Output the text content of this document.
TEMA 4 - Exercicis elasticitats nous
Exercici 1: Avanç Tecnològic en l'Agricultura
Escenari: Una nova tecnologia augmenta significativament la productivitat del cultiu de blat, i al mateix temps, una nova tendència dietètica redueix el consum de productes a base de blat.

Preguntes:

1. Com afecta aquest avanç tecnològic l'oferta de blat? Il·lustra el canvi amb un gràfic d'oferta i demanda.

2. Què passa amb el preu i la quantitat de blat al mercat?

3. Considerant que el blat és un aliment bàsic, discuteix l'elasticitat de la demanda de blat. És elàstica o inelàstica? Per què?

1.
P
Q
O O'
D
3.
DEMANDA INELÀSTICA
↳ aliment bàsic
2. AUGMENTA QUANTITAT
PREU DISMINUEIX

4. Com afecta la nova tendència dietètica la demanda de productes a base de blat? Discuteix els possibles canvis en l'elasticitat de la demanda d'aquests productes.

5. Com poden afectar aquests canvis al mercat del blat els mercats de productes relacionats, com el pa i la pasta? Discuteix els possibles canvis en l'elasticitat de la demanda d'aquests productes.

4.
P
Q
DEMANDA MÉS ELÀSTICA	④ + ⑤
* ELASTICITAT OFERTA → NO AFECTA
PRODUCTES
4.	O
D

* * *

= Set task =
Find the word "aquests" in the entries, and copy every line it shows up in.

= Solution to the problem =
4. Com afecta la nova tendència dietètica la demanda de productes a base de blat? Discuteix els possibles canvis en l'elasticitat de la demanda d'aquests productes.
5. Com poden afectar aquests canvis al mercat del blat els mercats de productes relacionats, com el pa i la pasta? Discuteix els possibles canvis en l'elasticitat de la demanda d'aquests productes.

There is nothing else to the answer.